Short exercise: Please write out the complete listing that follows, exactly as it reads.

Record extracts:
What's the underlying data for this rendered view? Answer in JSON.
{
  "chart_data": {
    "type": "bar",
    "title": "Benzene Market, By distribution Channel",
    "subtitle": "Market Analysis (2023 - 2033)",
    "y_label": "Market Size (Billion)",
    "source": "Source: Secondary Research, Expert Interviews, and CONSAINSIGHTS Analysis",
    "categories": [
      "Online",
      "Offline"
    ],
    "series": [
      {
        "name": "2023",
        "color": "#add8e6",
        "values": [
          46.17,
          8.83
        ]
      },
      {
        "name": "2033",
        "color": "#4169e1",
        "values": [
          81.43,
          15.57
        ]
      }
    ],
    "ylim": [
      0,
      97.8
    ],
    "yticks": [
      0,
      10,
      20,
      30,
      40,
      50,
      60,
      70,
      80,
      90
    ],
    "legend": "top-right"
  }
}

Written answer:
What's the underlying data for this rendered view? Answer in JSON.
{
  "chart_data": {
    "type": "bar",
    "title": "Benzene Market, By distribution Channel",
    "subtitle": "Market Analysis (2023 - 2033)",
    "y_label": "Market Size (Billion)",
    "source": "Source: Secondary Research, Expert Interviews, and CONSAINSIGHTS Analysis",
    "categories": [
      "Online",
      "Offline"
    ],
    "series": [
      {
        "name": "2023",
        "color": "#add8e6",
        "values": [
          46.17,
          8.83
        ]
      },
      {
        "name": "2033",
        "color": "#4169e1",
        "values": [
          81.43,
          15.57
        ]
      }
    ],
    "ylim": [
      0,
      97.8
    ],
    "yticks": [
      0,
      10,
      20,
      30,
      40,
      50,
      60,
      70,
      80,
      90
    ],
    "legend": "top-right"
  }
}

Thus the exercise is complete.